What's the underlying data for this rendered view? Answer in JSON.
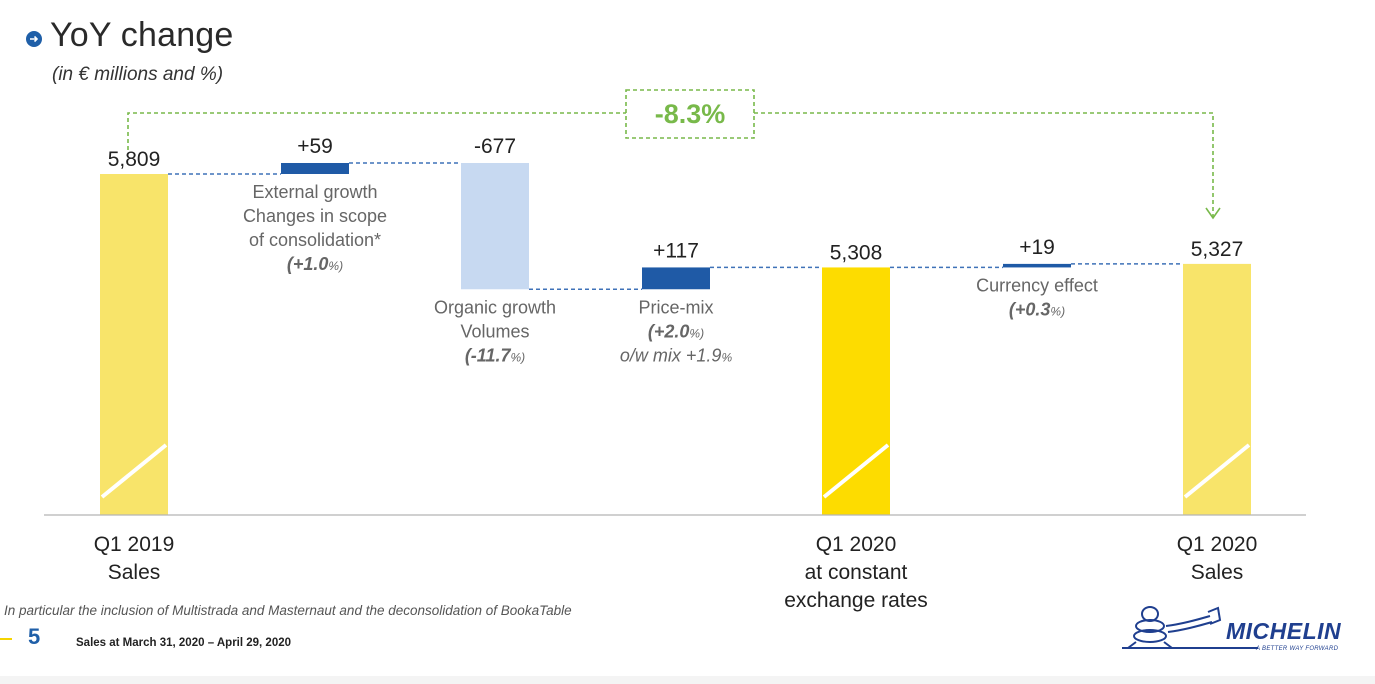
{
  "slide": {
    "title": "YoY change",
    "subtitle": "(in € millions and %)",
    "footnote": "In particular the inclusion of Multistrada and Masternaut and the deconsolidation of BookaTable",
    "page_number": "5",
    "footer_text": "Sales at March 31, 2020 – April 29, 2020",
    "logo_text": "MICHELIN",
    "logo_tagline": "A BETTER WAY FORWARD"
  },
  "colors": {
    "total_bar": "#f8e46a",
    "constant_bar": "#fddc00",
    "positive_delta": "#1f5aa6",
    "negative_delta": "#c7d9f1",
    "connector": "#3f72b8",
    "bracket": "#78b94a",
    "bullet": "#1f5fa8"
  },
  "chart_data": {
    "type": "bar",
    "variant": "waterfall",
    "ylim": [
      4500,
      5900
    ],
    "bars": [
      {
        "kind": "total",
        "category": "Q1 2019 Sales",
        "value_label": "5,809",
        "start": 0,
        "end": 5809,
        "labels": [],
        "axis_label": [
          "Q1 2019",
          "Sales"
        ]
      },
      {
        "kind": "delta",
        "category": "External growth",
        "value_label": "+59",
        "start": 5809,
        "end": 5868,
        "labels": [
          {
            "text": "External growth",
            "style": "normal"
          },
          {
            "text": "Changes in scope",
            "style": "normal"
          },
          {
            "text": "of consolidation*",
            "style": "normal"
          },
          {
            "text": "(+1.0",
            "suffix": "%)",
            "style": "bold-italic"
          }
        ],
        "axis_label": []
      },
      {
        "kind": "delta",
        "category": "Organic growth Volumes",
        "value_label": "-677",
        "start": 5868,
        "end": 5191,
        "labels": [
          {
            "text": "Organic growth",
            "style": "normal"
          },
          {
            "text": "Volumes",
            "style": "normal"
          },
          {
            "text": "(-11.7",
            "suffix": "%)",
            "style": "bold-italic"
          }
        ],
        "axis_label": []
      },
      {
        "kind": "delta",
        "category": "Price-mix",
        "value_label": "+117",
        "start": 5191,
        "end": 5308,
        "labels": [
          {
            "text": "Price-mix",
            "style": "normal"
          },
          {
            "text": "(+2.0",
            "suffix": "%)",
            "style": "bold-italic"
          },
          {
            "text": "o/w mix +1.9",
            "suffix": "%",
            "style": "italic"
          }
        ],
        "axis_label": []
      },
      {
        "kind": "total",
        "category": "Q1 2020 at constant exchange rates",
        "value_label": "5,308",
        "start": 0,
        "end": 5308,
        "labels": [],
        "axis_label": [
          "Q1 2020",
          "at constant",
          "exchange rates"
        ]
      },
      {
        "kind": "delta",
        "category": "Currency effect",
        "value_label": "+19",
        "start": 5308,
        "end": 5327,
        "labels": [
          {
            "text": "Currency effect",
            "style": "normal"
          },
          {
            "text": "(+0.3",
            "suffix": "%)",
            "style": "bold-italic"
          }
        ],
        "axis_label": []
      },
      {
        "kind": "total",
        "category": "Q1 2020 Sales",
        "value_label": "5,327",
        "start": 0,
        "end": 5327,
        "labels": [],
        "axis_label": [
          "Q1 2020",
          "Sales"
        ]
      }
    ],
    "bracket": {
      "label": "-8.3%",
      "from_bar": 0,
      "to_bar": 6
    },
    "axis_break": true,
    "legend": "none",
    "grid": false
  }
}
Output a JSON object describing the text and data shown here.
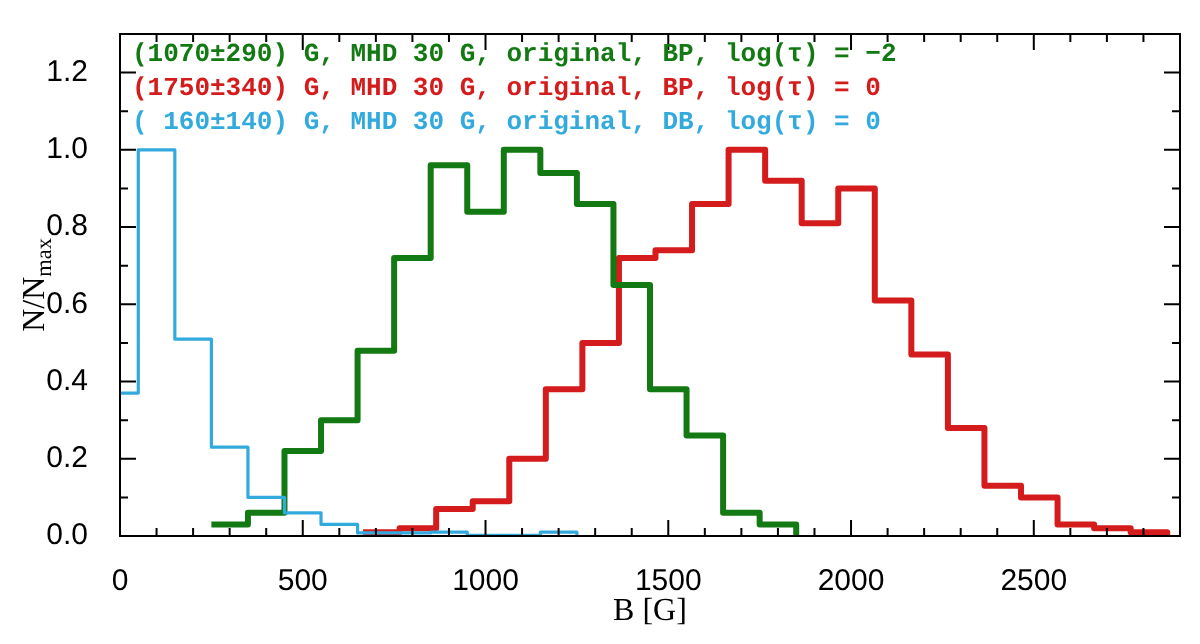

•••

## SHORT EXERCISE
All records must be output exactly as they are, except for the pictures, which are left out.

## RESULT OF THE EXERCISE
What's the underlying data for this rendered view? Answer in JSON.
{
  "slide": {
    "title": "YoY change",
    "subtitle": "(in € millions and %)",
    "footnote": "In particular the inclusion of Multistrada and Masternaut and the deconsolidation of BookaTable",
    "page_number": "5",
    "footer_text": "Sales at March 31, 2020 – April 29, 2020",
    "logo_text": "MICHELIN",
    "logo_tagline": "A BETTER WAY FORWARD"
  },
  "colors": {
    "total_bar": "#f8e46a",
    "constant_bar": "#fddc00",
    "positive_delta": "#1f5aa6",
    "negative_delta": "#c7d9f1",
    "connector": "#3f72b8",
    "bracket": "#78b94a",
    "bullet": "#1f5fa8"
  },
  "chart_data": {
    "type": "bar",
    "variant": "waterfall",
    "ylim": [
      4500,
      5900
    ],
    "bars": [
      {
        "kind": "total",
        "category": "Q1 2019 Sales",
        "value_label": "5,809",
        "start": 0,
        "end": 5809,
        "labels": [],
        "axis_label": [
          "Q1 2019",
          "Sales"
        ]
      },
      {
        "kind": "delta",
        "category": "External growth",
        "value_label": "+59",
        "start": 5809,
        "end": 5868,
        "labels": [
          {
            "text": "External growth",
            "style": "normal"
          },
          {
            "text": "Changes in scope",
            "style": "normal"
          },
          {
            "text": "of consolidation*",
            "style": "normal"
          },
          {
            "text": "(+1.0",
            "suffix": "%)",
            "style": "bold-italic"
          }
        ],
        "axis_label": []
      },
      {
        "kind": "delta",
        "category": "Organic growth Volumes",
        "value_label": "-677",
        "start": 5868,
        "end": 5191,
        "labels": [
          {
            "text": "Organic growth",
            "style": "normal"
          },
          {
            "text": "Volumes",
            "style": "normal"
          },
          {
            "text": "(-11.7",
            "suffix": "%)",
            "style": "bold-italic"
          }
        ],
        "axis_label": []
      },
      {
        "kind": "delta",
        "category": "Price-mix",
        "value_label": "+117",
        "start": 5191,
        "end": 5308,
        "labels": [
          {
            "text": "Price-mix",
            "style": "normal"
          },
          {
            "text": "(+2.0",
            "suffix": "%)",
            "style": "bold-italic"
          },
          {
            "text": "o/w mix +1.9",
            "suffix": "%",
            "style": "italic"
          }
        ],
        "axis_label": []
      },
      {
        "kind": "total",
        "category": "Q1 2020 at constant exchange rates",
        "value_label": "5,308",
        "start": 0,
        "end": 5308,
        "labels": [],
        "axis_label": [
          "Q1 2020",
          "at constant",
          "exchange rates"
        ]
      },
      {
        "kind": "delta",
        "category": "Currency effect",
        "value_label": "+19",
        "start": 5308,
        "end": 5327,
        "labels": [
          {
            "text": "Currency effect",
            "style": "normal"
          },
          {
            "text": "(+0.3",
            "suffix": "%)",
            "style": "bold-italic"
          }
        ],
        "axis_label": []
      },
      {
        "kind": "total",
        "category": "Q1 2020 Sales",
        "value_label": "5,327",
        "start": 0,
        "end": 5327,
        "labels": [],
        "axis_label": [
          "Q1 2020",
          "Sales"
        ]
      }
    ],
    "bracket": {
      "label": "-8.3%",
      "from_bar": 0,
      "to_bar": 6
    },
    "axis_break": true,
    "legend": "none",
    "grid": false
  }
}
Output a JSON object describing the text and data shown here.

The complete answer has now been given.